What is expected – Give the entries again, word for word.

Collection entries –

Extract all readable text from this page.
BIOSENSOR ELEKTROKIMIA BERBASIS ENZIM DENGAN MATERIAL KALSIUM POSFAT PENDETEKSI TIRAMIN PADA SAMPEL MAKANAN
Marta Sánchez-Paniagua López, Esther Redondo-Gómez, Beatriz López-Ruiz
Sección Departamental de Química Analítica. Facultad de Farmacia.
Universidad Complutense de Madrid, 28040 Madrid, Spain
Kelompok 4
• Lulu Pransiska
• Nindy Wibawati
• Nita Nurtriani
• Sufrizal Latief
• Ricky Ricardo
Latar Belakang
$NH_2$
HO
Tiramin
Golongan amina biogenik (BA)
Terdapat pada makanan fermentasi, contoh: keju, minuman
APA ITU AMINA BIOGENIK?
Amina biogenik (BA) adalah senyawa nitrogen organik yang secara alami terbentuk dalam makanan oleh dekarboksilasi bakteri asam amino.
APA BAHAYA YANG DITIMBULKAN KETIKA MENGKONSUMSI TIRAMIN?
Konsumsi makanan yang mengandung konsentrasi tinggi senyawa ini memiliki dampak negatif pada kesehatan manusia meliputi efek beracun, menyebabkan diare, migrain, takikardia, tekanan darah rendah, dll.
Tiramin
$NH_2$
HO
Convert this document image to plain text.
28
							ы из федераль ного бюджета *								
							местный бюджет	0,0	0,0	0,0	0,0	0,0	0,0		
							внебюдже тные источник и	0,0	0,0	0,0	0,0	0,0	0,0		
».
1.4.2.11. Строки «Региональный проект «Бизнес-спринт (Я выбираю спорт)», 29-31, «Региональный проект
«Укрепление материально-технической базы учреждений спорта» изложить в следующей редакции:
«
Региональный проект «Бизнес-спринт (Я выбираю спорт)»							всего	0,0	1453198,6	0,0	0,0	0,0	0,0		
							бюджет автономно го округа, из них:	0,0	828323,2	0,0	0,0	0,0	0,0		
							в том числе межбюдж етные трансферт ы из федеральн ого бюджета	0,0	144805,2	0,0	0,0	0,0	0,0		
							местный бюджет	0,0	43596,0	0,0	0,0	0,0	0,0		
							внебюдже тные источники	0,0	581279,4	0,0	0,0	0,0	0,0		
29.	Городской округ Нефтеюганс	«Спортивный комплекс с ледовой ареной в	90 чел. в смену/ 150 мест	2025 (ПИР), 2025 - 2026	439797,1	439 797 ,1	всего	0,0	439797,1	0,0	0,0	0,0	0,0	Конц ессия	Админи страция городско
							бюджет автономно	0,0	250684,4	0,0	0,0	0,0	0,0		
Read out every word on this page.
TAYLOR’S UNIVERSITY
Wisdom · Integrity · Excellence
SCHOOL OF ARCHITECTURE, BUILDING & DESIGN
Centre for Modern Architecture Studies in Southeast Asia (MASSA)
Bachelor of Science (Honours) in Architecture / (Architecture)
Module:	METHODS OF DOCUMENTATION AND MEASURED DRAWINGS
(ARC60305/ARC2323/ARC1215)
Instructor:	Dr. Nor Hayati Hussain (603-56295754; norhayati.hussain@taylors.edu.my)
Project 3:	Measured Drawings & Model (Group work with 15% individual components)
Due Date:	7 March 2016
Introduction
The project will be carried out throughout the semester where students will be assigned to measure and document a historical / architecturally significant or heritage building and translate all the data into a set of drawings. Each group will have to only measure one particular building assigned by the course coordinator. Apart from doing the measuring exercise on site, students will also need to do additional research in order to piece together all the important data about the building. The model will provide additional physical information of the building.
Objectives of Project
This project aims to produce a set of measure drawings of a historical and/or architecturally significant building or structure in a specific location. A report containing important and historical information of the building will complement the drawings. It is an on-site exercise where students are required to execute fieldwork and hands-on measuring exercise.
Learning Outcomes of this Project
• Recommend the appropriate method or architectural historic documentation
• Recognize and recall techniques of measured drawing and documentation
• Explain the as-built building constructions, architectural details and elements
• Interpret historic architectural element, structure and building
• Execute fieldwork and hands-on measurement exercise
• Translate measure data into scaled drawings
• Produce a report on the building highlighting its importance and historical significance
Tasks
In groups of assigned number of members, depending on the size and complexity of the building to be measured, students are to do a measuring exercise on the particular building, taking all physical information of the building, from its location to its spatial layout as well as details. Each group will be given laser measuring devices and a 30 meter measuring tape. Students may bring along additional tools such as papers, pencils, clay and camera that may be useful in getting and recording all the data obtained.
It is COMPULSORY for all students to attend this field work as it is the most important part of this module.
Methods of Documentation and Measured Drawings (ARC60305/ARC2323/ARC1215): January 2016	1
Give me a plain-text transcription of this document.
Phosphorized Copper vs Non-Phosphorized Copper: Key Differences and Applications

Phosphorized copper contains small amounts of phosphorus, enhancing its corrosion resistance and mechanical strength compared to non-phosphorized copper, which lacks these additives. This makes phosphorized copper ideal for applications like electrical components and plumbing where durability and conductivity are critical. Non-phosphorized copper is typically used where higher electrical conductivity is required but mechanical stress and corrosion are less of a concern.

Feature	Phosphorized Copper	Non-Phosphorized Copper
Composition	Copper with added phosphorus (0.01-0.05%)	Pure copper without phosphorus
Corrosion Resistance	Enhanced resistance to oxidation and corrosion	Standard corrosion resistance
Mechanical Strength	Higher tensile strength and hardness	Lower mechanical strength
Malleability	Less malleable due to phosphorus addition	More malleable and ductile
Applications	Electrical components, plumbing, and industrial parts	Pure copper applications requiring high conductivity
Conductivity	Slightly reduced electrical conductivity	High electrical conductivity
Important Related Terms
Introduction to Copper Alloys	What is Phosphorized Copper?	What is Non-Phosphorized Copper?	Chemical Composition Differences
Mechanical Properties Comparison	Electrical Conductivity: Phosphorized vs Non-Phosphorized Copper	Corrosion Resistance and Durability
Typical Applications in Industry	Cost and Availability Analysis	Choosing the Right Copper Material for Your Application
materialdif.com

Result for this exercise –
Extract all readable text from this page.
BIOSENSOR ELEKTROKIMIA BERBASIS ENZIM DENGAN MATERIAL KALSIUM POSFAT PENDETEKSI TIRAMIN PADA SAMPEL MAKANAN
Marta Sánchez-Paniagua López, Esther Redondo-Gómez, Beatriz López-Ruiz
Sección Departamental de Química Analítica. Facultad de Farmacia.
Universidad Complutense de Madrid, 28040 Madrid, Spain
Kelompok 4
• Lulu Pransiska
• Nindy Wibawati
• Nita Nurtriani
• Sufrizal Latief
• Ricky Ricardo
Latar Belakang
$NH_2$
HO
Tiramin
Golongan amina biogenik (BA)
Terdapat pada makanan fermentasi, contoh: keju, minuman
APA ITU AMINA BIOGENIK?
Amina biogenik (BA) adalah senyawa nitrogen organik yang secara alami terbentuk dalam makanan oleh dekarboksilasi bakteri asam amino.
APA BAHAYA YANG DITIMBULKAN KETIKA MENGKONSUMSI TIRAMIN?
Konsumsi makanan yang mengandung konsentrasi tinggi senyawa ini memiliki dampak negatif pada kesehatan manusia meliputi efek beracun, menyebabkan diare, migrain, takikardia, tekanan darah rendah, dll.
Tiramin
$NH_2$
HO
Convert this document image to plain text.
28
							ы из федераль ного бюджета *								
							местный бюджет	0,0	0,0	0,0	0,0	0,0	0,0		
							внебюдже тные источник и	0,0	0,0	0,0	0,0	0,0	0,0		
».
1.4.2.11. Строки «Региональный проект «Бизнес-спринт (Я выбираю спорт)», 29-31, «Региональный проект
«Укрепление материально-технической базы учреждений спорта» изложить в следующей редакции:
«
Региональный проект «Бизнес-спринт (Я выбираю спорт)»							всего	0,0	1453198,6	0,0	0,0	0,0	0,0		
							бюджет автономно го округа, из них:	0,0	828323,2	0,0	0,0	0,0	0,0		
							в том числе межбюдж етные трансферт ы из федеральн ого бюджета	0,0	144805,2	0,0	0,0	0,0	0,0		
							местный бюджет	0,0	43596,0	0,0	0,0	0,0	0,0		
							внебюдже тные источники	0,0	581279,4	0,0	0,0	0,0	0,0		
29.	Городской округ Нефтеюганс	«Спортивный комплекс с ледовой ареной в	90 чел. в смену/ 150 мест	2025 (ПИР), 2025 - 2026	439797,1	439 797 ,1	всего	0,0	439797,1	0,0	0,0	0,0	0,0	Конц ессия	Админи страция городско
							бюджет автономно	0,0	250684,4	0,0	0,0	0,0	0,0		
Read out every word on this page.
TAYLOR’S UNIVERSITY
Wisdom · Integrity · Excellence
SCHOOL OF ARCHITECTURE, BUILDING & DESIGN
Centre for Modern Architecture Studies in Southeast Asia (MASSA)
Bachelor of Science (Honours) in Architecture / (Architecture)
Module:	METHODS OF DOCUMENTATION AND MEASURED DRAWINGS
(ARC60305/ARC2323/ARC1215)
Instructor:	Dr. Nor Hayati Hussain (603-56295754; norhayati.hussain@taylors.edu.my)
Project 3:	Measured Drawings & Model (Group work with 15% individual components)
Due Date:	7 March 2016
Introduction
The project will be carried out throughout the semester where students will be assigned to measure and document a historical / architecturally significant or heritage building and translate all the data into a set of drawings. Each group will have to only measure one particular building assigned by the course coordinator. Apart from doing the measuring exercise on site, students will also need to do additional research in order to piece together all the important data about the building. The model will provide additional physical information of the building.
Objectives of Project
This project aims to produce a set of measure drawings of a historical and/or architecturally significant building or structure in a specific location. A report containing important and historical information of the building will complement the drawings. It is an on-site exercise where students are required to execute fieldwork and hands-on measuring exercise.
Learning Outcomes of this Project
• Recommend the appropriate method or architectural historic documentation
• Recognize and recall techniques of measured drawing and documentation
• Explain the as-built building constructions, architectural details and elements
• Interpret historic architectural element, structure and building
• Execute fieldwork and hands-on measurement exercise
• Translate measure data into scaled drawings
• Produce a report on the building highlighting its importance and historical significance
Tasks
In groups of assigned number of members, depending on the size and complexity of the building to be measured, students are to do a measuring exercise on the particular building, taking all physical information of the building, from its location to its spatial layout as well as details. Each group will be given laser measuring devices and a 30 meter measuring tape. Students may bring along additional tools such as papers, pencils, clay and camera that may be useful in getting and recording all the data obtained.
It is COMPULSORY for all students to attend this field work as it is the most important part of this module.
Methods of Documentation and Measured Drawings (ARC60305/ARC2323/ARC1215): January 2016	1
Give me a plain-text transcription of this document.
Phosphorized Copper vs Non-Phosphorized Copper: Key Differences and Applications

Phosphorized copper contains small amounts of phosphorus, enhancing its corrosion resistance and mechanical strength compared to non-phosphorized copper, which lacks these additives. This makes phosphorized copper ideal for applications like electrical components and plumbing where durability and conductivity are critical. Non-phosphorized copper is typically used where higher electrical conductivity is required but mechanical stress and corrosion are less of a concern.

Feature	Phosphorized Copper	Non-Phosphorized Copper
Composition	Copper with added phosphorus (0.01-0.05%)	Pure copper without phosphorus
Corrosion Resistance	Enhanced resistance to oxidation and corrosion	Standard corrosion resistance
Mechanical Strength	Higher tensile strength and hardness	Lower mechanical strength
Malleability	Less malleable due to phosphorus addition	More malleable and ductile
Applications	Electrical components, plumbing, and industrial parts	Pure copper applications requiring high conductivity
Conductivity	Slightly reduced electrical conductivity	High electrical conductivity
Important Related Terms
Introduction to Copper Alloys	What is Phosphorized Copper?	What is Non-Phosphorized Copper?	Chemical Composition Differences
Mechanical Properties Comparison	Electrical Conductivity: Phosphorized vs Non-Phosphorized Copper	Corrosion Resistance and Durability
Typical Applications in Industry	Cost and Availability Analysis	Choosing the Right Copper Material for Your Application
materialdif.com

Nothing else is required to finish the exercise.